**** Data for processing ****

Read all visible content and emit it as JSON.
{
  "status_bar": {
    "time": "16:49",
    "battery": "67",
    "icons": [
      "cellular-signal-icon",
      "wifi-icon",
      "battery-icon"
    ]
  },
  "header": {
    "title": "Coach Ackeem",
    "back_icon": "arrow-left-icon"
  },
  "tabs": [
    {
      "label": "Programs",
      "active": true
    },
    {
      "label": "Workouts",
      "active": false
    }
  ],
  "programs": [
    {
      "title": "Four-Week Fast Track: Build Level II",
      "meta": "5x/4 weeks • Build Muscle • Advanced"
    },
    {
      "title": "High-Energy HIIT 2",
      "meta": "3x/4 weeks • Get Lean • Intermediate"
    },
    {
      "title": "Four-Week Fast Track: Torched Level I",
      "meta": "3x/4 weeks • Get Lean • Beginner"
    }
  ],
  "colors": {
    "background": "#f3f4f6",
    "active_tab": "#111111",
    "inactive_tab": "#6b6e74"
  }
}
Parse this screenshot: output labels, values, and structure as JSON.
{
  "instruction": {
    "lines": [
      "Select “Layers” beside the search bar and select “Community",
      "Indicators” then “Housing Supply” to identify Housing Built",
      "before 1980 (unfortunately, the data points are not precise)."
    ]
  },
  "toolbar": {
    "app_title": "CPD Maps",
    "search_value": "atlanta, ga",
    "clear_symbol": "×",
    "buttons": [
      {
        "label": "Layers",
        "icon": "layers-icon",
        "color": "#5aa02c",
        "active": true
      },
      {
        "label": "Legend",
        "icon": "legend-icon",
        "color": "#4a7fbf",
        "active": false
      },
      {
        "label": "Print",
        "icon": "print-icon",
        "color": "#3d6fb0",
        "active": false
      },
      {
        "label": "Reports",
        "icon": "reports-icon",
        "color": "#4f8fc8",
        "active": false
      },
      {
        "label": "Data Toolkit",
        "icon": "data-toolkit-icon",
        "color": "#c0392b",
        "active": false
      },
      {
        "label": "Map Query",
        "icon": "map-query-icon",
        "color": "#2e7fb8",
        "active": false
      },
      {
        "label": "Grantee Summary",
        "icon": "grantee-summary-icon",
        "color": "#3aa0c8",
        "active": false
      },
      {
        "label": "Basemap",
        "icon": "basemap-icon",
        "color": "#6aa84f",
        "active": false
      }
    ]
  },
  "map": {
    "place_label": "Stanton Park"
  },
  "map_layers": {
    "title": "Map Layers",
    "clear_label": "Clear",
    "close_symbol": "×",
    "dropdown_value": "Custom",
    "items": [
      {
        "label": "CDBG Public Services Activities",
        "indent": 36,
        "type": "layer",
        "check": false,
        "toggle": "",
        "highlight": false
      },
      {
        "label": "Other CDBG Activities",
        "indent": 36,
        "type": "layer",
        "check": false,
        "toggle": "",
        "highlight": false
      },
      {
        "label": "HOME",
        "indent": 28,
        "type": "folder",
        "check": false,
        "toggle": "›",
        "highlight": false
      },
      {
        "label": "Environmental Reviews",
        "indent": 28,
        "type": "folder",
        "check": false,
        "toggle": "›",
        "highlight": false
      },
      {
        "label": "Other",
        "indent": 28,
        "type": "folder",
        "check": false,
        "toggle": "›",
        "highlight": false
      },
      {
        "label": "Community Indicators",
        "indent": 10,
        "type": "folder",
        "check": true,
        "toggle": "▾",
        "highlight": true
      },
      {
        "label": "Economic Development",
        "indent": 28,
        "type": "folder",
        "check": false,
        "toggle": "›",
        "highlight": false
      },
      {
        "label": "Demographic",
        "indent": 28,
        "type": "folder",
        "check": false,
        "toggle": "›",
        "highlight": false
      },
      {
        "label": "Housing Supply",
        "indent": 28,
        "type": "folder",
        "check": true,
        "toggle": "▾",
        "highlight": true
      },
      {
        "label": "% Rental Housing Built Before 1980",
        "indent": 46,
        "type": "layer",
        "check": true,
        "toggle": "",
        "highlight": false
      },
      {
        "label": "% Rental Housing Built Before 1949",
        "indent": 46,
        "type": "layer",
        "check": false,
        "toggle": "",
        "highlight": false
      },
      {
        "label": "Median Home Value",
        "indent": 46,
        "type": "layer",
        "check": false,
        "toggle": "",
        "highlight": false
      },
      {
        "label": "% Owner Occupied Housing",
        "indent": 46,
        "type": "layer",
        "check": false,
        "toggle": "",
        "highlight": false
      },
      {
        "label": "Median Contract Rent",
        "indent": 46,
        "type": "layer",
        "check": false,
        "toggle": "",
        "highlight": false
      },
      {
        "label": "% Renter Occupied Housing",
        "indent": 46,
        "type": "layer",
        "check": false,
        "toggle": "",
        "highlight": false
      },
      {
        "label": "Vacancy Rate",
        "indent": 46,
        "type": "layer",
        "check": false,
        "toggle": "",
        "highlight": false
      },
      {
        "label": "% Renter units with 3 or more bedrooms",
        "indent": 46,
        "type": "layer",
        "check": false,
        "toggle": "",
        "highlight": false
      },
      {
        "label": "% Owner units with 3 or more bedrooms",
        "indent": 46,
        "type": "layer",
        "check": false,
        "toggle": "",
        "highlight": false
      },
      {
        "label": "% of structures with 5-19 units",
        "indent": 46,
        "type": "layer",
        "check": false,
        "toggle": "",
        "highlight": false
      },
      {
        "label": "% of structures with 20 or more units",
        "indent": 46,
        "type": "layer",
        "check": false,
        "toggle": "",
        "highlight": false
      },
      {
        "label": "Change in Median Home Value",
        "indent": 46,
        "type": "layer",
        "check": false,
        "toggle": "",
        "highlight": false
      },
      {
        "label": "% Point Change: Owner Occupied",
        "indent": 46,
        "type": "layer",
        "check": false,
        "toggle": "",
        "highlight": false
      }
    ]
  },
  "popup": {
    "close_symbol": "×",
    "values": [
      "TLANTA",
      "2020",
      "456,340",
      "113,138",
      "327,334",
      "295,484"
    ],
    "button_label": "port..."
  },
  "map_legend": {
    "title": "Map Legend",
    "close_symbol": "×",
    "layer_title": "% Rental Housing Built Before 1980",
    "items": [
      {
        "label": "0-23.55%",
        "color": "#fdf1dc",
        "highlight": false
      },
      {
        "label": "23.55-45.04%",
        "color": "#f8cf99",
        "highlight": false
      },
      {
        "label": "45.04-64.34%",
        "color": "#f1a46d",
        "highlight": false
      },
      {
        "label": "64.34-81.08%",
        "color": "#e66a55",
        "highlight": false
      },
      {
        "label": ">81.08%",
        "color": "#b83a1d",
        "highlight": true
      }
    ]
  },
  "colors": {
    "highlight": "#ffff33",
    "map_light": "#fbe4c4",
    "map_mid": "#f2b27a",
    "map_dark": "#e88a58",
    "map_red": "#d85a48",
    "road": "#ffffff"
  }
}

****

(Task to carry out)
Each line of the material should be echoed exactly.

(Result)
Read all visible content and emit it as JSON.
{
  "status_bar": {
    "time": "16:49",
    "battery": "67",
    "icons": [
      "cellular-signal-icon",
      "wifi-icon",
      "battery-icon"
    ]
  },
  "header": {
    "title": "Coach Ackeem",
    "back_icon": "arrow-left-icon"
  },
  "tabs": [
    {
      "label": "Programs",
      "active": true
    },
    {
      "label": "Workouts",
      "active": false
    }
  ],
  "programs": [
    {
      "title": "Four-Week Fast Track: Build Level II",
      "meta": "5x/4 weeks • Build Muscle • Advanced"
    },
    {
      "title": "High-Energy HIIT 2",
      "meta": "3x/4 weeks • Get Lean • Intermediate"
    },
    {
      "title": "Four-Week Fast Track: Torched Level I",
      "meta": "3x/4 weeks • Get Lean • Beginner"
    }
  ],
  "colors": {
    "background": "#f3f4f6",
    "active_tab": "#111111",
    "inactive_tab": "#6b6e74"
  }
}
Parse this screenshot: output labels, values, and structure as JSON.
{
  "instruction": {
    "lines": [
      "Select “Layers” beside the search bar and select “Community",
      "Indicators” then “Housing Supply” to identify Housing Built",
      "before 1980 (unfortunately, the data points are not precise)."
    ]
  },
  "toolbar": {
    "app_title": "CPD Maps",
    "search_value": "atlanta, ga",
    "clear_symbol": "×",
    "buttons": [
      {
        "label": "Layers",
        "icon": "layers-icon",
        "color": "#5aa02c",
        "active": true
      },
      {
        "label": "Legend",
        "icon": "legend-icon",
        "color": "#4a7fbf",
        "active": false
      },
      {
        "label": "Print",
        "icon": "print-icon",
        "color": "#3d6fb0",
        "active": false
      },
      {
        "label": "Reports",
        "icon": "reports-icon",
        "color": "#4f8fc8",
        "active": false
      },
      {
        "label": "Data Toolkit",
        "icon": "data-toolkit-icon",
        "color": "#c0392b",
        "active": false
      },
      {
        "label": "Map Query",
        "icon": "map-query-icon",
        "color": "#2e7fb8",
        "active": false
      },
      {
        "label": "Grantee Summary",
        "icon": "grantee-summary-icon",
        "color": "#3aa0c8",
        "active": false
      },
      {
        "label": "Basemap",
        "icon": "basemap-icon",
        "color": "#6aa84f",
        "active": false
      }
    ]
  },
  "map": {
    "place_label": "Stanton Park"
  },
  "map_layers": {
    "title": "Map Layers",
    "clear_label": "Clear",
    "close_symbol": "×",
    "dropdown_value": "Custom",
    "items": [
      {
        "label": "CDBG Public Services Activities",
        "indent": 36,
        "type": "layer",
        "check": false,
        "toggle": "",
        "highlight": false
      },
      {
        "label": "Other CDBG Activities",
        "indent": 36,
        "type": "layer",
        "check": false,
        "toggle": "",
        "highlight": false
      },
      {
        "label": "HOME",
        "indent": 28,
        "type": "folder",
        "check": false,
        "toggle": "›",
        "highlight": false
      },
      {
        "label": "Environmental Reviews",
        "indent": 28,
        "type": "folder",
        "check": false,
        "toggle": "›",
        "highlight": false
      },
      {
        "label": "Other",
        "indent": 28,
        "type": "folder",
        "check": false,
        "toggle": "›",
        "highlight": false
      },
      {
        "label": "Community Indicators",
        "indent": 10,
        "type": "folder",
        "check": true,
        "toggle": "▾",
        "highlight": true
      },
      {
        "label": "Economic Development",
        "indent": 28,
        "type": "folder",
        "check": false,
        "toggle": "›",
        "highlight": false
      },
      {
        "label": "Demographic",
        "indent": 28,
        "type": "folder",
        "check": false,
        "toggle": "›",
        "highlight": false
      },
      {
        "label": "Housing Supply",
        "indent": 28,
        "type": "folder",
        "check": true,
        "toggle": "▾",
        "highlight": true
      },
      {
        "label": "% Rental Housing Built Before 1980",
        "indent": 46,
        "type": "layer",
        "check": true,
        "toggle": "",
        "highlight": false
      },
      {
        "label": "% Rental Housing Built Before 1949",
        "indent": 46,
        "type": "layer",
        "check": false,
        "toggle": "",
        "highlight": false
      },
      {
        "label": "Median Home Value",
        "indent": 46,
        "type": "layer",
        "check": false,
        "toggle": "",
        "highlight": false
      },
      {
        "label": "% Owner Occupied Housing",
        "indent": 46,
        "type": "layer",
        "check": false,
        "toggle": "",
        "highlight": false
      },
      {
        "label": "Median Contract Rent",
        "indent": 46,
        "type": "layer",
        "check": false,
        "toggle": "",
        "highlight": false
      },
      {
        "label": "% Renter Occupied Housing",
        "indent": 46,
        "type": "layer",
        "check": false,
        "toggle": "",
        "highlight": false
      },
      {
        "label": "Vacancy Rate",
        "indent": 46,
        "type": "layer",
        "check": false,
        "toggle": "",
        "highlight": false
      },
      {
        "label": "% Renter units with 3 or more bedrooms",
        "indent": 46,
        "type": "layer",
        "check": false,
        "toggle": "",
        "highlight": false
      },
      {
        "label": "% Owner units with 3 or more bedrooms",
        "indent": 46,
        "type": "layer",
        "check": false,
        "toggle": "",
        "highlight": false
      },
      {
        "label": "% of structures with 5-19 units",
        "indent": 46,
        "type": "layer",
        "check": false,
        "toggle": "",
        "highlight": false
      },
      {
        "label": "% of structures with 20 or more units",
        "indent": 46,
        "type": "layer",
        "check": false,
        "toggle": "",
        "highlight": false
      },
      {
        "label": "Change in Median Home Value",
        "indent": 46,
        "type": "layer",
        "check": false,
        "toggle": "",
        "highlight": false
      },
      {
        "label": "% Point Change: Owner Occupied",
        "indent": 46,
        "type": "layer",
        "check": false,
        "toggle": "",
        "highlight": false
      }
    ]
  },
  "popup": {
    "close_symbol": "×",
    "values": [
      "TLANTA",
      "2020",
      "456,340",
      "113,138",
      "327,334",
      "295,484"
    ],
    "button_label": "port..."
  },
  "map_legend": {
    "title": "Map Legend",
    "close_symbol": "×",
    "layer_title": "% Rental Housing Built Before 1980",
    "items": [
      {
        "label": "0-23.55%",
        "color": "#fdf1dc",
        "highlight": false
      },
      {
        "label": "23.55-45.04%",
        "color": "#f8cf99",
        "highlight": false
      },
      {
        "label": "45.04-64.34%",
        "color": "#f1a46d",
        "highlight": false
      },
      {
        "label": "64.34-81.08%",
        "color": "#e66a55",
        "highlight": false
      },
      {
        "label": ">81.08%",
        "color": "#b83a1d",
        "highlight": true
      }
    ]
  },
  "colors": {
    "highlight": "#ffff33",
    "map_light": "#fbe4c4",
    "map_mid": "#f2b27a",
    "map_dark": "#e88a58",
    "map_red": "#d85a48",
    "road": "#ffffff"
  }
}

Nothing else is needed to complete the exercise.